>> BEGIN

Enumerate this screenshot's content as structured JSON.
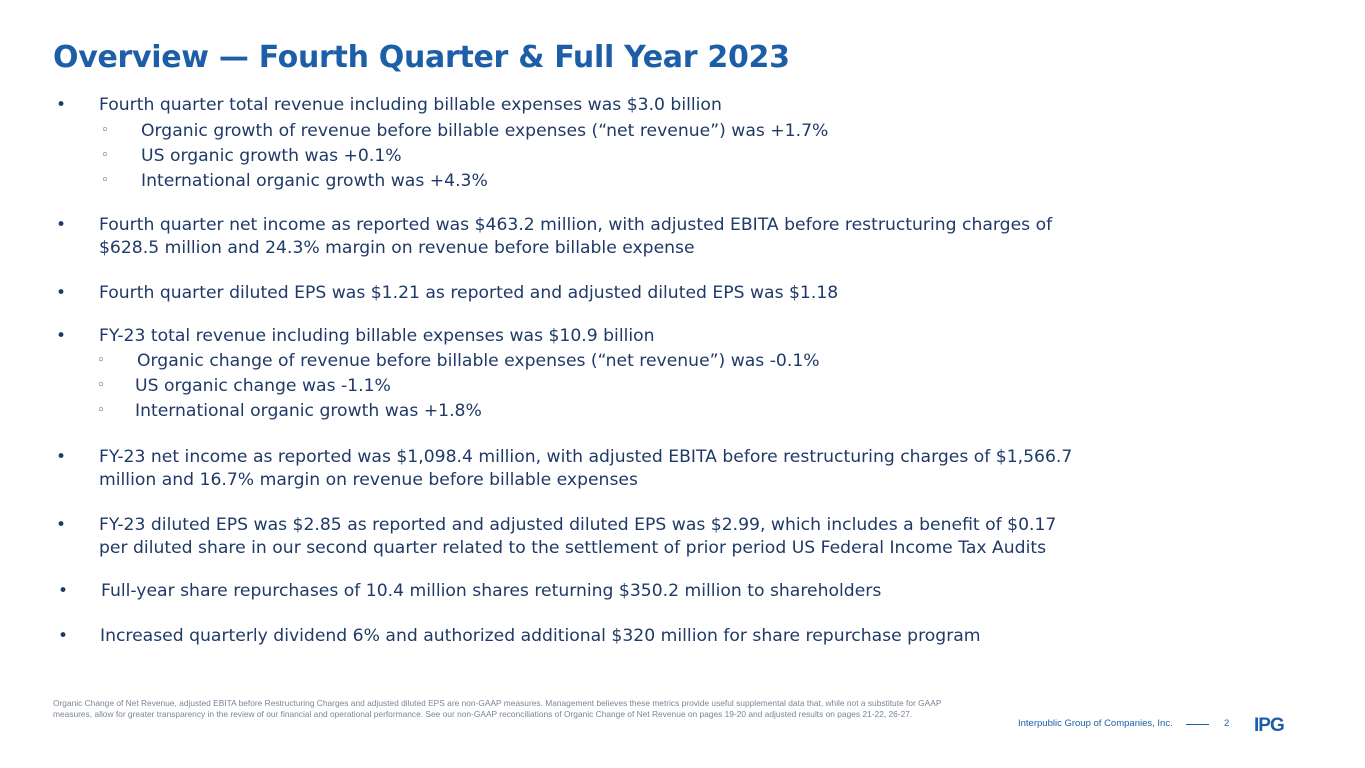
{
  "title": "Overview — Fourth Quarter & Full Year 2023",
  "bullets": [
    "Fourth quarter total revenue including billable expenses was $3.0 billion",
    "Organic growth of revenue before billable expenses (“net revenue”) was +1.7%",
    "US organic growth was +0.1%",
    "International organic growth was +4.3%",
    "Fourth quarter net income as reported was $463.2 million, with adjusted EBITA before restructuring charges of",
    "$628.5 million and 24.3% margin on revenue before billable expense",
    "Fourth quarter diluted EPS was $1.21 as reported and adjusted diluted EPS was $1.18",
    "FY-23 total revenue including billable expenses was $10.9 billion",
    "Organic change of revenue before billable expenses (“net revenue”) was -0.1%",
    "US organic change was -1.1%",
    "International organic growth was +1.8%",
    "FY-23 net income as reported was $1,098.4 million, with adjusted EBITA before restructuring charges of $1,566.7",
    "million and 16.7% margin on revenue before billable expenses",
    "FY-23 diluted EPS was $2.85 as reported and adjusted diluted EPS was $2.99, which includes a benefit of $0.17",
    "per diluted share in our second quarter related to the settlement of prior period US Federal Income Tax Audits",
    "Full-year share repurchases of 10.4 million shares returning $350.2 million to shareholders",
    "Increased quarterly dividend 6% and authorized additional $320 million for share repurchase program"
  ],
  "footnote": "Organic Change of Net Revenue, adjusted EBITA before Restructuring Charges and adjusted diluted EPS are non-GAAP measures. Management believes these metrics provide useful supplemental data that, while not a substitute for GAAP measures, allow for greater transparency in the review of our financial and operational performance. See our non-GAAP reconciliations of Organic Change of Net Revenue on pages 19-20 and adjusted results on pages 21-22, 26-27.",
  "footer": {
    "company": "Interpublic Group of Companies, Inc.",
    "page": "2",
    "logo_text": "IPG"
  },
  "colors": {
    "title": "#1d5ea8",
    "body": "#1f3a68",
    "footnote": "#7a8697"
  }
}
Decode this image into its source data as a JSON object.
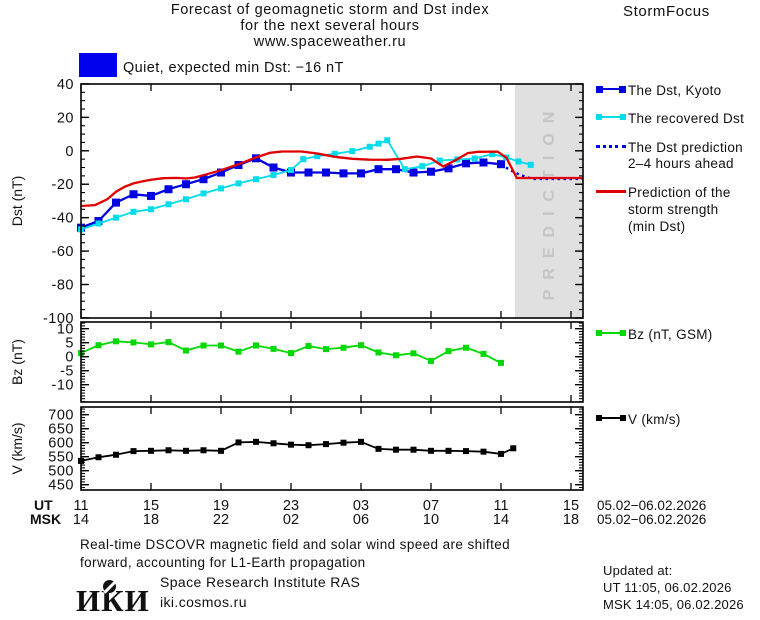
{
  "header": {
    "title_line1": "Forecast of geomagnetic storm and Dst index",
    "title_line2": "for the next several hours",
    "title_line3": "www.spaceweather.ru",
    "app_name": "StormFocus"
  },
  "status": {
    "label": "Quiet, expected min Dst: −16 nT",
    "box_color": "#0000ee"
  },
  "legend": {
    "dst_kyoto": "The Dst, Kyoto",
    "recovered": "The recovered Dst",
    "prediction_line1": "The Dst prediction",
    "prediction_line2": "2–4 hours ahead",
    "storm_line1": "Prediction of the",
    "storm_line2": "storm strength",
    "storm_line3": "(min Dst)",
    "bz": "Bz (nT, GSM)",
    "v": "V (km/s)"
  },
  "chart_data": {
    "type": "line",
    "x_unit": "hours since 11:00 UT 05.02.2026",
    "xaxis": {
      "ticks_t": [
        0,
        4,
        8,
        12,
        16,
        20,
        24,
        28
      ],
      "ut_label": "UT",
      "msk_label": "MSK",
      "ut_ticks": [
        "11",
        "15",
        "19",
        "23",
        "03",
        "07",
        "11",
        "15"
      ],
      "msk_ticks": [
        "14",
        "18",
        "22",
        "02",
        "06",
        "10",
        "14",
        "18"
      ],
      "date_ut": "05.02−06.02.2026",
      "date_msk": "05.02−06.02.2026"
    },
    "panels": [
      {
        "id": "dst",
        "ylabel": "Dst (nT)",
        "ylim": [
          -100,
          40
        ],
        "yticks": [
          40,
          20,
          0,
          -20,
          -40,
          -60,
          -80,
          -100
        ],
        "yminor_step": 5,
        "band": {
          "t_start": 24.8,
          "label": "PREDICTION",
          "fill": "#e0e0e0",
          "text_color": "#c5c5c5"
        },
        "series": [
          {
            "name": "The Dst, Kyoto",
            "color": "#0000e0",
            "line": "solid",
            "width": 2.3,
            "marker": 8,
            "points": [
              [
                0,
                -46
              ],
              [
                1,
                -42
              ],
              [
                2,
                -31
              ],
              [
                3,
                -26
              ],
              [
                4,
                -27
              ],
              [
                5,
                -23
              ],
              [
                6,
                -20
              ],
              [
                7,
                -17
              ],
              [
                8,
                -13
              ],
              [
                9,
                -8.5
              ],
              [
                10,
                -4.5
              ],
              [
                11,
                -10
              ],
              [
                12,
                -13
              ],
              [
                13,
                -13
              ],
              [
                14,
                -13
              ],
              [
                15,
                -13.5
              ],
              [
                16,
                -13.5
              ],
              [
                17,
                -11
              ],
              [
                18,
                -11
              ],
              [
                19,
                -13
              ],
              [
                20,
                -12.5
              ],
              [
                21,
                -10.5
              ],
              [
                22,
                -7.5
              ],
              [
                23,
                -7
              ],
              [
                24,
                -8
              ]
            ]
          },
          {
            "name": "The recovered Dst",
            "color": "#00dcec",
            "line": "solid",
            "width": 1.8,
            "marker": 6,
            "points": [
              [
                0,
                -47
              ],
              [
                1,
                -43.5
              ],
              [
                2,
                -40
              ],
              [
                3,
                -36.5
              ],
              [
                4,
                -35
              ],
              [
                5,
                -32
              ],
              [
                6,
                -29
              ],
              [
                7,
                -25.5
              ],
              [
                8,
                -22.5
              ],
              [
                9,
                -19.5
              ],
              [
                10,
                -17
              ],
              [
                11,
                -14.5
              ],
              [
                12,
                -11.5
              ],
              [
                12.7,
                -5
              ],
              [
                13.5,
                -3.2
              ],
              [
                14.5,
                -1.8
              ],
              [
                15.5,
                -0.2
              ],
              [
                16.5,
                2.4
              ],
              [
                17,
                4.3
              ],
              [
                17.5,
                6.3
              ],
              [
                18.5,
                -11
              ],
              [
                19.5,
                -9.2
              ],
              [
                20.5,
                -5.8
              ],
              [
                21.5,
                -5.2
              ],
              [
                22.5,
                -4.6
              ],
              [
                23.5,
                -2
              ],
              [
                24.3,
                -4
              ],
              [
                25,
                -6.4
              ],
              [
                25.7,
                -8.4
              ]
            ]
          },
          {
            "name": "The Dst prediction 2–4 hours ahead",
            "color": "#0000e0",
            "line": "dotted",
            "width": 2.4,
            "marker": 0,
            "points": [
              [
                24,
                -8
              ],
              [
                24.5,
                -11.5
              ],
              [
                25.1,
                -14.5
              ],
              [
                25.8,
                -16.8
              ],
              [
                28.7,
                -16.8
              ]
            ]
          },
          {
            "name": "Prediction of the storm strength (min Dst)",
            "color": "#e00000",
            "line": "solid",
            "width": 2.3,
            "marker": 0,
            "points": [
              [
                0,
                -33
              ],
              [
                0.8,
                -32.5
              ],
              [
                1.5,
                -29
              ],
              [
                2,
                -24.5
              ],
              [
                2.5,
                -21.5
              ],
              [
                3,
                -19.5
              ],
              [
                3.5,
                -18.3
              ],
              [
                4,
                -17.3
              ],
              [
                4.7,
                -16.4
              ],
              [
                5.5,
                -16.2
              ],
              [
                6,
                -16.6
              ],
              [
                6.5,
                -16
              ],
              [
                7,
                -14.6
              ],
              [
                8,
                -11.6
              ],
              [
                9,
                -8
              ],
              [
                10,
                -4
              ],
              [
                10.8,
                -1.2
              ],
              [
                11.5,
                -0.4
              ],
              [
                12.6,
                -0.4
              ],
              [
                13.5,
                -1.6
              ],
              [
                14.5,
                -3.6
              ],
              [
                15.5,
                -4.8
              ],
              [
                16.5,
                -5.3
              ],
              [
                17.5,
                -5.4
              ],
              [
                18.3,
                -4.8
              ],
              [
                19.2,
                -3.4
              ],
              [
                20,
                -4.6
              ],
              [
                20.7,
                -9.4
              ],
              [
                21.4,
                -5.6
              ],
              [
                22.1,
                -1.4
              ],
              [
                22.7,
                -0.6
              ],
              [
                23.8,
                -0.5
              ],
              [
                24.3,
                -4
              ],
              [
                24.9,
                -16.3
              ],
              [
                28.7,
                -16.3
              ]
            ]
          }
        ]
      },
      {
        "id": "bz",
        "ylabel": "Bz (nT)",
        "ylim": [
          -16.2,
          12.4
        ],
        "yticks": [
          10,
          5,
          0,
          -5,
          -10
        ],
        "yminor_step": 1,
        "series": [
          {
            "name": "Bz (nT, GSM)",
            "color": "#00d800",
            "line": "solid",
            "width": 1.8,
            "marker": 6,
            "points": [
              [
                0,
                1.3
              ],
              [
                1,
                4.1
              ],
              [
                2,
                5.5
              ],
              [
                3,
                5.1
              ],
              [
                4,
                4.4
              ],
              [
                5,
                5.2
              ],
              [
                6,
                2.2
              ],
              [
                7,
                4.0
              ],
              [
                8,
                4.0
              ],
              [
                9,
                1.8
              ],
              [
                10,
                4.0
              ],
              [
                11,
                2.8
              ],
              [
                12,
                1.3
              ],
              [
                13,
                3.8
              ],
              [
                14,
                2.7
              ],
              [
                15,
                3.2
              ],
              [
                16,
                4.1
              ],
              [
                17,
                1.5
              ],
              [
                18,
                0.5
              ],
              [
                19,
                1.2
              ],
              [
                20,
                -1.5
              ],
              [
                21,
                2.0
              ],
              [
                22,
                3.2
              ],
              [
                23,
                1.0
              ],
              [
                24,
                -2.2
              ]
            ]
          }
        ]
      },
      {
        "id": "v",
        "ylabel": "V (km/s)",
        "ylim": [
          431,
          727
        ],
        "yticks": [
          700,
          650,
          600,
          550,
          500,
          450
        ],
        "yminor_step": 10,
        "series": [
          {
            "name": "V (km/s)",
            "color": "#000000",
            "line": "solid",
            "width": 1.8,
            "marker": 6,
            "points": [
              [
                0,
                535
              ],
              [
                1,
                548
              ],
              [
                2,
                557
              ],
              [
                3,
                570
              ],
              [
                4,
                571
              ],
              [
                5,
                573
              ],
              [
                6,
                571
              ],
              [
                7,
                573
              ],
              [
                8,
                571
              ],
              [
                9,
                601
              ],
              [
                10,
                603
              ],
              [
                11,
                598
              ],
              [
                12,
                593
              ],
              [
                13,
                591
              ],
              [
                14,
                595
              ],
              [
                15,
                600
              ],
              [
                16,
                603
              ],
              [
                17,
                578
              ],
              [
                18,
                575
              ],
              [
                19,
                575
              ],
              [
                20,
                571
              ],
              [
                21,
                571
              ],
              [
                22,
                570
              ],
              [
                23,
                568
              ],
              [
                24,
                560
              ],
              [
                24.7,
                580
              ]
            ]
          }
        ]
      }
    ]
  },
  "footer": {
    "note_line1": "Real-time DSCOVR magnetic field and solar wind speed are shifted",
    "note_line2": "forward, accounting for L1-Earth propagation",
    "logo_text": "ИКИ",
    "institute": "Space Research Institute RAS",
    "institute_url": "iki.cosmos.ru",
    "updated_label": "Updated at:",
    "updated_ut": "UT   11:05, 06.02.2026",
    "updated_msk": "MSK 14:05, 06.02.2026"
  }
}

>> END

-- Aim of the exercise --
In the listing above, find each line with the word "before" and copy it.

-- Expected answer --
    "Organic growth of revenue before billable expenses (“net revenue”) was +1.7%",
    "Fourth quarter net income as reported was $463.2 million, with adjusted EBITA before restructuring charges of",
    "$628.5 million and 24.3% margin on revenue before billable expense",
    "Organic change of revenue before billable expenses (“net revenue”) was -0.1%",
    "FY-23 net income as reported was $1,098.4 million, with adjusted EBITA before restructuring charges of $1,566.7",
    "million and 16.7% margin on revenue before billable expenses",
  "footnote": "Organic Change of Net Revenue, adjusted EBITA before Restructuring Charges and adjusted diluted EPS are non-GAAP measures. Management believes these metrics provide useful supplemental data that, while not a substitute for GAAP measures, allow for greater transparency in the review of our financial and operational performance. See our non-GAAP reconciliations of Organic Change of Net Revenue on pages 19-20 and adjusted results on pages 21-22, 26-27.",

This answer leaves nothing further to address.